■ Goal of the exercise ■
Each record below must be returned exactly as shown.

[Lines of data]
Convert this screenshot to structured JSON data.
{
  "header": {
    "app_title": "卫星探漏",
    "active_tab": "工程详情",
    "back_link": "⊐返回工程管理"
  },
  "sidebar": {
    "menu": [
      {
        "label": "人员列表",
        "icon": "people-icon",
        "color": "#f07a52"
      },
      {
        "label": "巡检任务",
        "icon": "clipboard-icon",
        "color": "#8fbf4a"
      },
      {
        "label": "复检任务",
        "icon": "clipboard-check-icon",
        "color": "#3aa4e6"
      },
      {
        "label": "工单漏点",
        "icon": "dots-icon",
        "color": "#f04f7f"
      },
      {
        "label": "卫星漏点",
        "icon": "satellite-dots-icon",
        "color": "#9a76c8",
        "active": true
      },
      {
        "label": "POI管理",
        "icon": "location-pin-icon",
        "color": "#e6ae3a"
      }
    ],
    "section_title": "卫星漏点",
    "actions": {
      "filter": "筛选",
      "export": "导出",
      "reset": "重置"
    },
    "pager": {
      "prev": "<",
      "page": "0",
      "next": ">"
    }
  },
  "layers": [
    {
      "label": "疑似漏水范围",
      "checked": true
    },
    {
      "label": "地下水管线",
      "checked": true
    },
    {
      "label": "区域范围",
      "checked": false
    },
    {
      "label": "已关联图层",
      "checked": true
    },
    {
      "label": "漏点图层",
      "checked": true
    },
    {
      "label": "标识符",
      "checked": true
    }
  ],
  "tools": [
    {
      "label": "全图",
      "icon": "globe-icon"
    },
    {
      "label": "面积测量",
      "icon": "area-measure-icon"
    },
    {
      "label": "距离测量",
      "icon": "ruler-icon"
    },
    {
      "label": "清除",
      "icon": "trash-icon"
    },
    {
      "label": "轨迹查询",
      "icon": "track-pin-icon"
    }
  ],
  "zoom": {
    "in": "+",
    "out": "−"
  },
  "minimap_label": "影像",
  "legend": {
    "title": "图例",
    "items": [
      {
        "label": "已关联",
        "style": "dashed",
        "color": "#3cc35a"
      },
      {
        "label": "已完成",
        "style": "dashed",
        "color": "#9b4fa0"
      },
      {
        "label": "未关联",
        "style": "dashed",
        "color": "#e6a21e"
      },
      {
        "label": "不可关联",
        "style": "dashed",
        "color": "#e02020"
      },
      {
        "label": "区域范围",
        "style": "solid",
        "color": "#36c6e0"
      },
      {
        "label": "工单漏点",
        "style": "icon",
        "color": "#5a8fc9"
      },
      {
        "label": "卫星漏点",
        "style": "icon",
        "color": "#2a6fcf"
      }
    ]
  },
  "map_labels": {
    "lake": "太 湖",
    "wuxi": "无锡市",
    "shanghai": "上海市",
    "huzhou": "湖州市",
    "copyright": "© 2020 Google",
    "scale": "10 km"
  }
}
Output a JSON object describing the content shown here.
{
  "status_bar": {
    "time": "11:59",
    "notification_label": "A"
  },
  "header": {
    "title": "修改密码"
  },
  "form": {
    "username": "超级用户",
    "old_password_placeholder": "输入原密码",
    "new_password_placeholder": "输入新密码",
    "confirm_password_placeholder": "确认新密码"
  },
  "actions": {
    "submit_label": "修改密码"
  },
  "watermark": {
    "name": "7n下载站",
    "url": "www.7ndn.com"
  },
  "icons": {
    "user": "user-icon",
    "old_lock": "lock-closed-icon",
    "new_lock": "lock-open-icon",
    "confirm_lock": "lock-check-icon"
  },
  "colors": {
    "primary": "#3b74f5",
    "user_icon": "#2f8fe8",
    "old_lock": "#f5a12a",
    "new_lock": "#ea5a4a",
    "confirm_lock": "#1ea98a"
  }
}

■ Task response ■
Convert this screenshot to structured JSON data.
{
  "header": {
    "app_title": "卫星探漏",
    "active_tab": "工程详情",
    "back_link": "⊐返回工程管理"
  },
  "sidebar": {
    "menu": [
      {
        "label": "人员列表",
        "icon": "people-icon",
        "color": "#f07a52"
      },
      {
        "label": "巡检任务",
        "icon": "clipboard-icon",
        "color": "#8fbf4a"
      },
      {
        "label": "复检任务",
        "icon": "clipboard-check-icon",
        "color": "#3aa4e6"
      },
      {
        "label": "工单漏点",
        "icon": "dots-icon",
        "color": "#f04f7f"
      },
      {
        "label": "卫星漏点",
        "icon": "satellite-dots-icon",
        "color": "#9a76c8",
        "active": true
      },
      {
        "label": "POI管理",
        "icon": "location-pin-icon",
        "color": "#e6ae3a"
      }
    ],
    "section_title": "卫星漏点",
    "actions": {
      "filter": "筛选",
      "export": "导出",
      "reset": "重置"
    },
    "pager": {
      "prev": "<",
      "page": "0",
      "next": ">"
    }
  },
  "layers": [
    {
      "label": "疑似漏水范围",
      "checked": true
    },
    {
      "label": "地下水管线",
      "checked": true
    },
    {
      "label": "区域范围",
      "checked": false
    },
    {
      "label": "已关联图层",
      "checked": true
    },
    {
      "label": "漏点图层",
      "checked": true
    },
    {
      "label": "标识符",
      "checked": true
    }
  ],
  "tools": [
    {
      "label": "全图",
      "icon": "globe-icon"
    },
    {
      "label": "面积测量",
      "icon": "area-measure-icon"
    },
    {
      "label": "距离测量",
      "icon": "ruler-icon"
    },
    {
      "label": "清除",
      "icon": "trash-icon"
    },
    {
      "label": "轨迹查询",
      "icon": "track-pin-icon"
    }
  ],
  "zoom": {
    "in": "+",
    "out": "−"
  },
  "minimap_label": "影像",
  "legend": {
    "title": "图例",
    "items": [
      {
        "label": "已关联",
        "style": "dashed",
        "color": "#3cc35a"
      },
      {
        "label": "已完成",
        "style": "dashed",
        "color": "#9b4fa0"
      },
      {
        "label": "未关联",
        "style": "dashed",
        "color": "#e6a21e"
      },
      {
        "label": "不可关联",
        "style": "dashed",
        "color": "#e02020"
      },
      {
        "label": "区域范围",
        "style": "solid",
        "color": "#36c6e0"
      },
      {
        "label": "工单漏点",
        "style": "icon",
        "color": "#5a8fc9"
      },
      {
        "label": "卫星漏点",
        "style": "icon",
        "color": "#2a6fcf"
      }
    ]
  },
  "map_labels": {
    "lake": "太 湖",
    "wuxi": "无锡市",
    "shanghai": "上海市",
    "huzhou": "湖州市",
    "copyright": "© 2020 Google",
    "scale": "10 km"
  }
}
Output a JSON object describing the content shown here.
{
  "status_bar": {
    "time": "11:59",
    "notification_label": "A"
  },
  "header": {
    "title": "修改密码"
  },
  "form": {
    "username": "超级用户",
    "old_password_placeholder": "输入原密码",
    "new_password_placeholder": "输入新密码",
    "confirm_password_placeholder": "确认新密码"
  },
  "actions": {
    "submit_label": "修改密码"
  },
  "watermark": {
    "name": "7n下载站",
    "url": "www.7ndn.com"
  },
  "icons": {
    "user": "user-icon",
    "old_lock": "lock-closed-icon",
    "new_lock": "lock-open-icon",
    "confirm_lock": "lock-check-icon"
  },
  "colors": {
    "primary": "#3b74f5",
    "user_icon": "#2f8fe8",
    "old_lock": "#f5a12a",
    "new_lock": "#ea5a4a",
    "confirm_lock": "#1ea98a"
  }
}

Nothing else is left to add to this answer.